§ **Problem to work on**
If a line in the data below includes the string "backning", please return a copy of it.

**********

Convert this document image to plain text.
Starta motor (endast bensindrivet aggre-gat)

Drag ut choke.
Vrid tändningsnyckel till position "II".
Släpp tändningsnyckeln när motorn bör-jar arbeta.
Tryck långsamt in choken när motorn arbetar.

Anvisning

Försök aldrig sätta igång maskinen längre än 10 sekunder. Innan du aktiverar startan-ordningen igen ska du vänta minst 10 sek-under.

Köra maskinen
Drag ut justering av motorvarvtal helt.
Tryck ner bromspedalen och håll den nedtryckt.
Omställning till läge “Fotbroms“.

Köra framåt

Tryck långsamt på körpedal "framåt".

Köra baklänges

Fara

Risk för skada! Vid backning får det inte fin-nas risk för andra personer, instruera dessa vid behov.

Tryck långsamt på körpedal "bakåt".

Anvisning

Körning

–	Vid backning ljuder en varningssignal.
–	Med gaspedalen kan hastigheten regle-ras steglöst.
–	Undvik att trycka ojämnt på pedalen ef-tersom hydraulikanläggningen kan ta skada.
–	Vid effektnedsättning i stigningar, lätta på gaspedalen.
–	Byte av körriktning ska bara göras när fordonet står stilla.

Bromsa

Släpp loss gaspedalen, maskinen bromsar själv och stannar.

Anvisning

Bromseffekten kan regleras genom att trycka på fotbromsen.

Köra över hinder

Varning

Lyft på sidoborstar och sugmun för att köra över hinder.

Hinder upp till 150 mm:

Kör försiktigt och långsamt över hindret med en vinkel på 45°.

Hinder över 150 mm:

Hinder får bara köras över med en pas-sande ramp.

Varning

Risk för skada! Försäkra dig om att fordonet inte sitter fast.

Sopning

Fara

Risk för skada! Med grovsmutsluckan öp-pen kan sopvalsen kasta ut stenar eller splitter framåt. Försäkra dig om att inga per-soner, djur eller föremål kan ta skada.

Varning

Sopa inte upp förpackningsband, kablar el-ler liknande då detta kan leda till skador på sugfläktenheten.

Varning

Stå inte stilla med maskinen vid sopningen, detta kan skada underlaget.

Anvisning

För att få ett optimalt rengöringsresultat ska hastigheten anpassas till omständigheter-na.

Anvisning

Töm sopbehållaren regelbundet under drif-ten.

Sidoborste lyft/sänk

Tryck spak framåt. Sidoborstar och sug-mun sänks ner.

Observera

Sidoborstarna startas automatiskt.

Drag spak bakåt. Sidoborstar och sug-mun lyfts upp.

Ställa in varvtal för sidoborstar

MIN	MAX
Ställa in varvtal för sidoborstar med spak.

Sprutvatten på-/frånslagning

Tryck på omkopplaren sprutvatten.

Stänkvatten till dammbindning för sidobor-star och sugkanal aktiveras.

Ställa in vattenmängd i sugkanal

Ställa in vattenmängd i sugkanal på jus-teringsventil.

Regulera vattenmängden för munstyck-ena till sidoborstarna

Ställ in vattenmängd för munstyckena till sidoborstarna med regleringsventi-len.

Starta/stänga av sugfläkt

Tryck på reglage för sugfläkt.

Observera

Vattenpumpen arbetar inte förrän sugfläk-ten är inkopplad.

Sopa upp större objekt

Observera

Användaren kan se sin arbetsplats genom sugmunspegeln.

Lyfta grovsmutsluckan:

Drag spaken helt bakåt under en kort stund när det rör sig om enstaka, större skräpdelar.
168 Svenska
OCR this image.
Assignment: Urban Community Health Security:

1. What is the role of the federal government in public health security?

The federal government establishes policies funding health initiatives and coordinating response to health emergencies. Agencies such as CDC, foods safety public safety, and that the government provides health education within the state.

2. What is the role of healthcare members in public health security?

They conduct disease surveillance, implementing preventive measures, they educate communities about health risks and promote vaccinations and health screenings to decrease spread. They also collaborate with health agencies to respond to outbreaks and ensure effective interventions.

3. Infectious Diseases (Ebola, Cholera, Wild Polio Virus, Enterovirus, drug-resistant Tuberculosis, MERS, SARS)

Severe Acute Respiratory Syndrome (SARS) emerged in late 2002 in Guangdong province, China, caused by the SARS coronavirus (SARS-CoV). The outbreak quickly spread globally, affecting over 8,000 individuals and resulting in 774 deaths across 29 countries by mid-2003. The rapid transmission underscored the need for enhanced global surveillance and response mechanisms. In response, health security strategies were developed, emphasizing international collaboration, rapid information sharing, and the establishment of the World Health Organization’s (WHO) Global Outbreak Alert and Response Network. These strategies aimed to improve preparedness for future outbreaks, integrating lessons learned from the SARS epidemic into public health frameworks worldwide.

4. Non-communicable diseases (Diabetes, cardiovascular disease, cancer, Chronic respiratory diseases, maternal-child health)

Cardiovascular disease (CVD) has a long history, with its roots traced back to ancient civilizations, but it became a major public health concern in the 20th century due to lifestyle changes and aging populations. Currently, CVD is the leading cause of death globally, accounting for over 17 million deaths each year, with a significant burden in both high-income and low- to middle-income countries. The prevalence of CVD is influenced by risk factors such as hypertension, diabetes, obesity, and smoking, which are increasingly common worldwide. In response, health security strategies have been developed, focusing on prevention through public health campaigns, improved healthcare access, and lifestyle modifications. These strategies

**********

§ **Expected answer**
Risk för skada! Vid backning får det inte fin-nas risk för andra personer, instruera dessa vid behov.
–	Vid backning ljuder en varningssignal.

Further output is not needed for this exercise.